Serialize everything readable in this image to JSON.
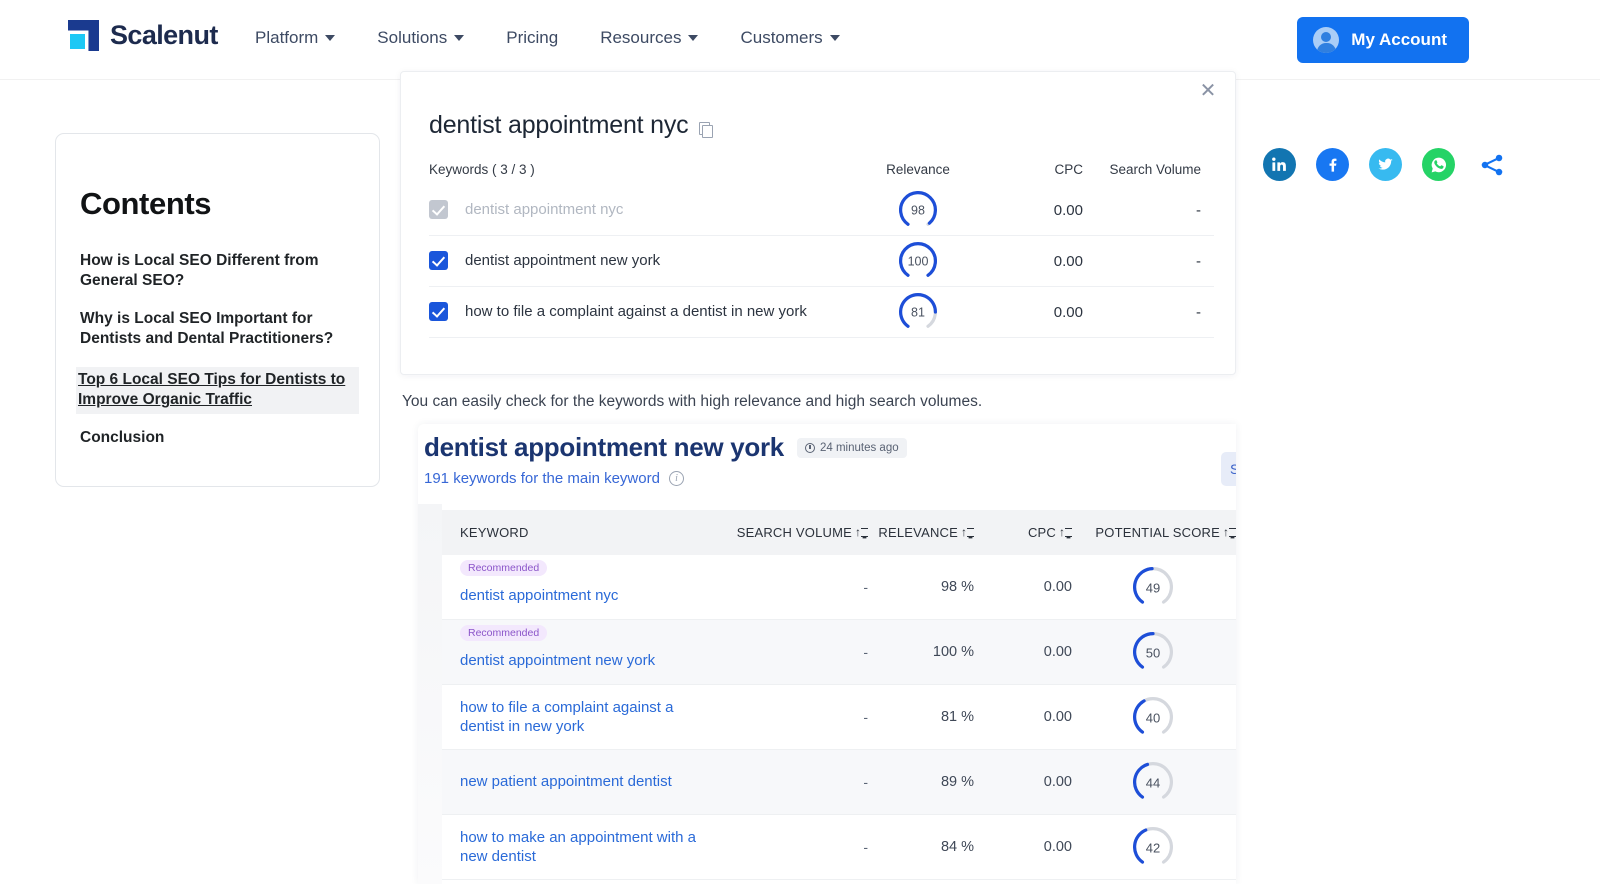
{
  "nav": {
    "logo_text": "Scalenut",
    "links": [
      {
        "label": "Platform",
        "caret": true
      },
      {
        "label": "Solutions",
        "caret": true
      },
      {
        "label": "Pricing",
        "caret": false
      },
      {
        "label": "Resources",
        "caret": true
      },
      {
        "label": "Customers",
        "caret": true
      }
    ],
    "account_label": "My Account"
  },
  "contents": {
    "title": "Contents",
    "items": [
      {
        "label": "How is Local SEO Different from General SEO?",
        "active": false
      },
      {
        "label": "Why is Local SEO Important for Dentists and Dental Practitioners?",
        "active": false
      },
      {
        "label": "Top 6 Local SEO Tips for Dentists to Improve Organic Traffic",
        "active": true
      },
      {
        "label": "Conclusion",
        "active": false
      }
    ]
  },
  "socials": [
    {
      "name": "linkedin-icon",
      "label": "in"
    },
    {
      "name": "facebook-icon",
      "label": "f"
    },
    {
      "name": "twitter-icon",
      "label": "t"
    },
    {
      "name": "whatsapp-icon",
      "label": "w"
    },
    {
      "name": "share-icon",
      "label": "share"
    }
  ],
  "keyword_panel": {
    "title": "dentist appointment nyc",
    "close_label": "✕",
    "columns": {
      "keywords": "Keywords  ( 3 / 3 )",
      "relevance": "Relevance",
      "cpc": "CPC",
      "search_volume": "Search Volume"
    },
    "rows": [
      {
        "keyword": "dentist appointment nyc",
        "checked": true,
        "disabled": true,
        "relevance": "98",
        "relevance_pct": 98,
        "cpc": "0.00",
        "volume": "-"
      },
      {
        "keyword": "dentist appointment new york",
        "checked": true,
        "disabled": false,
        "relevance": "100",
        "relevance_pct": 100,
        "cpc": "0.00",
        "volume": "-"
      },
      {
        "keyword": "how to file a complaint against a dentist in new york",
        "checked": true,
        "disabled": false,
        "relevance": "81",
        "relevance_pct": 81,
        "cpc": "0.00",
        "volume": "-"
      }
    ]
  },
  "body_note": "You can easily check for the keywords with high relevance and high search volumes.",
  "results": {
    "heading": "dentist appointment new york",
    "time_chip": "24 minutes ago",
    "subtitle": "191 keywords for the main keyword",
    "side_button": "S",
    "columns": {
      "keyword": "KEYWORD",
      "search_volume": "SEARCH VOLUME",
      "relevance": "RELEVANCE",
      "cpc": "CPC",
      "potential_score": "POTENTIAL SCORE"
    },
    "badge_label": "Recommended",
    "rows": [
      {
        "keyword": "dentist appointment nyc",
        "badge": true,
        "search_volume": "-",
        "relevance": "98 %",
        "cpc": "0.00",
        "score": "49",
        "score_pct": 49,
        "alt": false
      },
      {
        "keyword": "dentist appointment new york",
        "badge": true,
        "search_volume": "-",
        "relevance": "100 %",
        "cpc": "0.00",
        "score": "50",
        "score_pct": 50,
        "alt": true
      },
      {
        "keyword": "how to file a complaint against a dentist in new york",
        "badge": false,
        "search_volume": "-",
        "relevance": "81 %",
        "cpc": "0.00",
        "score": "40",
        "score_pct": 40,
        "alt": false
      },
      {
        "keyword": "new patient appointment dentist",
        "badge": false,
        "search_volume": "-",
        "relevance": "89 %",
        "cpc": "0.00",
        "score": "44",
        "score_pct": 44,
        "alt": true
      },
      {
        "keyword": "how to make an appointment with a new dentist",
        "badge": false,
        "search_volume": "-",
        "relevance": "84 %",
        "cpc": "0.00",
        "score": "42",
        "score_pct": 42,
        "alt": false
      }
    ]
  },
  "colors": {
    "brand_blue": "#1272f0",
    "logo_dark": "#1a3a8f",
    "logo_cyan": "#1cc8f5",
    "gauge_blue": "#1d4ed8",
    "gauge_track": "#d5d8de",
    "link_blue": "#2a6ad8",
    "badge_bg": "#f3e8fd",
    "badge_text": "#8b55c9"
  }
}
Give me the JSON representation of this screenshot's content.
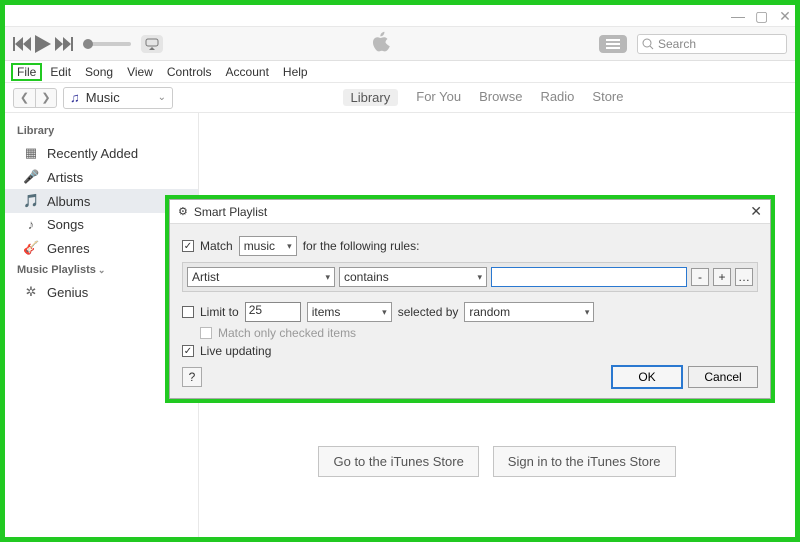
{
  "window_controls": {
    "min": "—",
    "max": "▢",
    "close": "✕"
  },
  "toolbar": {
    "search_placeholder": "Search"
  },
  "menubar": {
    "items": [
      "File",
      "Edit",
      "Song",
      "View",
      "Controls",
      "Account",
      "Help"
    ]
  },
  "subbar": {
    "media_selector": "Music",
    "tabs": [
      "Library",
      "For You",
      "Browse",
      "Radio",
      "Store"
    ],
    "active_tab": "Library"
  },
  "sidebar": {
    "library_header": "Library",
    "library_items": [
      "Recently Added",
      "Artists",
      "Albums",
      "Songs",
      "Genres"
    ],
    "selected": "Albums",
    "playlists_header": "Music Playlists",
    "playlists_items": [
      "Genius"
    ]
  },
  "content": {
    "buttons": {
      "go": "Go to the iTunes Store",
      "signin": "Sign in to the iTunes Store"
    }
  },
  "dialog": {
    "title": "Smart Playlist",
    "match_label_pre": "Match",
    "match_type": "music",
    "match_label_post": "for the following rules:",
    "rule": {
      "field": "Artist",
      "condition": "contains",
      "value": "",
      "btn_minus": "-",
      "btn_plus": "+",
      "btn_dots": "…"
    },
    "limit_label": "Limit to",
    "limit_value": "25",
    "limit_unit": "items",
    "selected_by_label": "selected by",
    "selected_by_value": "random",
    "match_checked_label": "Match only checked items",
    "live_label": "Live updating",
    "help": "?",
    "ok": "OK",
    "cancel": "Cancel"
  }
}
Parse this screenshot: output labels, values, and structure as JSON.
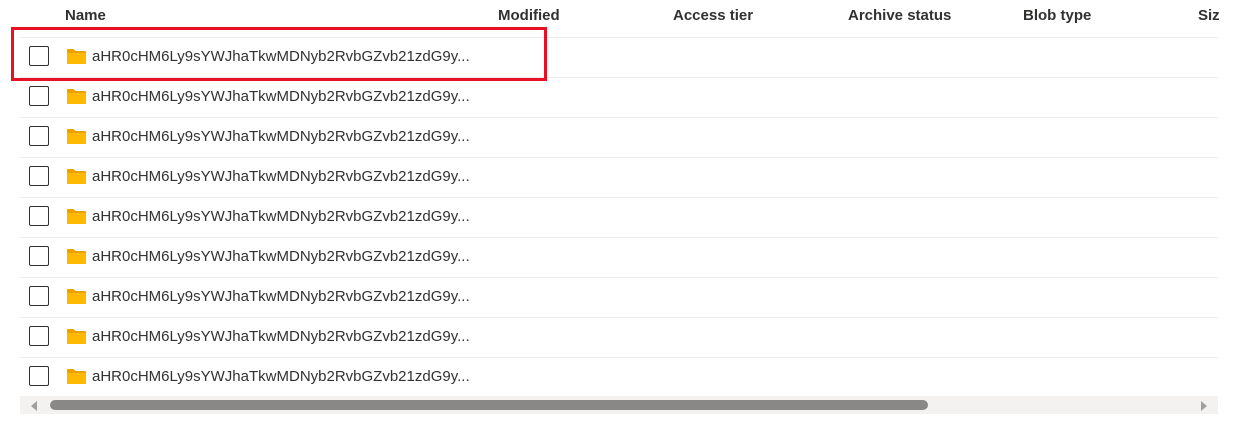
{
  "columns": {
    "name": "Name",
    "modified": "Modified",
    "access_tier": "Access tier",
    "archive_status": "Archive status",
    "blob_type": "Blob type",
    "size": "Siz"
  },
  "rows": [
    {
      "name": "aHR0cHM6Ly9sYWJhaTkwMDNyb2RvbGZvb21zdG9y..."
    },
    {
      "name": "aHR0cHM6Ly9sYWJhaTkwMDNyb2RvbGZvb21zdG9y..."
    },
    {
      "name": "aHR0cHM6Ly9sYWJhaTkwMDNyb2RvbGZvb21zdG9y..."
    },
    {
      "name": "aHR0cHM6Ly9sYWJhaTkwMDNyb2RvbGZvb21zdG9y..."
    },
    {
      "name": "aHR0cHM6Ly9sYWJhaTkwMDNyb2RvbGZvb21zdG9y..."
    },
    {
      "name": "aHR0cHM6Ly9sYWJhaTkwMDNyb2RvbGZvb21zdG9y..."
    },
    {
      "name": "aHR0cHM6Ly9sYWJhaTkwMDNyb2RvbGZvb21zdG9y..."
    },
    {
      "name": "aHR0cHM6Ly9sYWJhaTkwMDNyb2RvbGZvb21zdG9y..."
    },
    {
      "name": "aHR0cHM6Ly9sYWJhaTkwMDNyb2RvbGZvb21zdG9y..."
    }
  ],
  "colors": {
    "folder": "#ffb900",
    "highlight": "#e81123",
    "divider": "#edebe9"
  },
  "icons": {
    "row_icon": "folder-icon"
  }
}
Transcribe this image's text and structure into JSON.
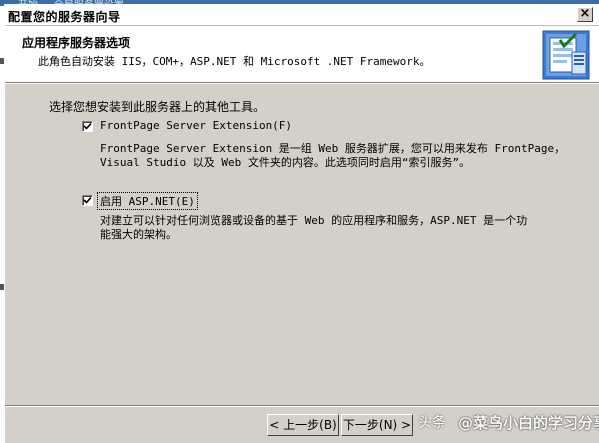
{
  "background": {
    "strip_text": "开始 ... 全局服务器设置 ..."
  },
  "window": {
    "title": "配置您的服务器向导",
    "close_glyph": "×"
  },
  "header": {
    "title": "应用程序服务器选项",
    "subtitle": "此角色自动安装 IIS，COM+，ASP.NET 和 Microsoft .NET Framework。",
    "icon": "wizard-server-icon"
  },
  "content": {
    "prompt": "选择您想安装到此服务器上的其他工具。",
    "options": [
      {
        "label": "FrontPage Server Extension(F)",
        "checked": true,
        "description": [
          "FrontPage Server Extension 是一组 Web 服务器扩展，您可以用来发布 FrontPage，",
          "Visual Studio 以及 Web 文件夹的内容。此选项同时启用“索引服务”。"
        ]
      },
      {
        "label": "启用 ASP.NET(E)",
        "checked": true,
        "focused": true,
        "description": [
          "对建立可以针对任何浏览器或设备的基于 Web 的应用程序和服务，ASP.NET 是一个功",
          "能强大的架构。"
        ]
      }
    ]
  },
  "buttons": {
    "back": "< 上一步(B)",
    "next": "下一步(N) >"
  },
  "watermark": {
    "logo": "头条",
    "text": "@菜鸟小白的学习分享"
  }
}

» The exercise
Every line that holds the string "this" should be returned.

» Answer to the task
Serialize everything readable in this image to JSON.
Give me the JSON representation of this screenshot's content.
Parse this screenshot: output labels, values, and structure as JSON.
Transcribe this image's text and structure into JSON.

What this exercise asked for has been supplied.